| Brief |
Check each line of the listing for the string "JSON", then state how many lines have it. Only the number is wanted.

| Dataset entries |
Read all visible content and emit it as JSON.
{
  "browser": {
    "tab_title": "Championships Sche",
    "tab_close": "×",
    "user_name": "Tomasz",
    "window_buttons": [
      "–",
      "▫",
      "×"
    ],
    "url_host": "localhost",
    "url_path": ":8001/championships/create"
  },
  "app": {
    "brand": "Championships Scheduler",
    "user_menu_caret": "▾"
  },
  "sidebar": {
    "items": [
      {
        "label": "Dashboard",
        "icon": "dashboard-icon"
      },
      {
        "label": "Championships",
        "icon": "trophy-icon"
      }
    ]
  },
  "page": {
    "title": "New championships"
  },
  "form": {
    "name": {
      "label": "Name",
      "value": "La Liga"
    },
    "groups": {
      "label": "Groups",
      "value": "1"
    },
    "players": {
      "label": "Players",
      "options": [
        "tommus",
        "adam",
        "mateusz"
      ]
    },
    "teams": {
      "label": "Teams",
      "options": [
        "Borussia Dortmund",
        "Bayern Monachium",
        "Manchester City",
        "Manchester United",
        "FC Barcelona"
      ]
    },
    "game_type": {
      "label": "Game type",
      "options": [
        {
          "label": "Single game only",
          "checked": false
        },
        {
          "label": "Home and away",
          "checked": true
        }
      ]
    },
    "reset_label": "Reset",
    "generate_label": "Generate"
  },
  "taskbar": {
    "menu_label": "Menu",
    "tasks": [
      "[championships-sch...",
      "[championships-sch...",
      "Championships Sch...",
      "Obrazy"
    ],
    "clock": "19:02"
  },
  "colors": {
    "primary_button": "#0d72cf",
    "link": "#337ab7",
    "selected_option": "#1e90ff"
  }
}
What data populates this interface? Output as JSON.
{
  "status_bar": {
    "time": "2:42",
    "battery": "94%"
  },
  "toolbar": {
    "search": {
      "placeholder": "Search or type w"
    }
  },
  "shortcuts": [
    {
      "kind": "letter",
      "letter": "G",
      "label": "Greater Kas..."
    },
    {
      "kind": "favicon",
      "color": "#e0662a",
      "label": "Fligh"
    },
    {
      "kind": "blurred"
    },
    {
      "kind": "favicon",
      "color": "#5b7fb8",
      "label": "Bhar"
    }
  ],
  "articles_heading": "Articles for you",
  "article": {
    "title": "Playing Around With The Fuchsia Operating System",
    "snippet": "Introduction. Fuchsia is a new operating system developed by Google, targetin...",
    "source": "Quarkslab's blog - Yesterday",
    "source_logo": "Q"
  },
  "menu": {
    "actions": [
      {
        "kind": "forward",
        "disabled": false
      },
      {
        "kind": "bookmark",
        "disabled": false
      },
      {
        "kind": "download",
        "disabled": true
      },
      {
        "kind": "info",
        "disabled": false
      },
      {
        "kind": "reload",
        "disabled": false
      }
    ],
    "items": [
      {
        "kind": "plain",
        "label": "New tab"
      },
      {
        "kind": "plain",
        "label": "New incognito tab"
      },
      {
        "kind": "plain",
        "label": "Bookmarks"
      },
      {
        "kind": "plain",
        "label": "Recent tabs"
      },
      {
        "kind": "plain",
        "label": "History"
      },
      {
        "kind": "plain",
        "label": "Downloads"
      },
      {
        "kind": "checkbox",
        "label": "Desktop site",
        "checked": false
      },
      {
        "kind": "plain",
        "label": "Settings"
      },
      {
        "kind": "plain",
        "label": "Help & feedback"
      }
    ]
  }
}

| Answer for this exercise |
2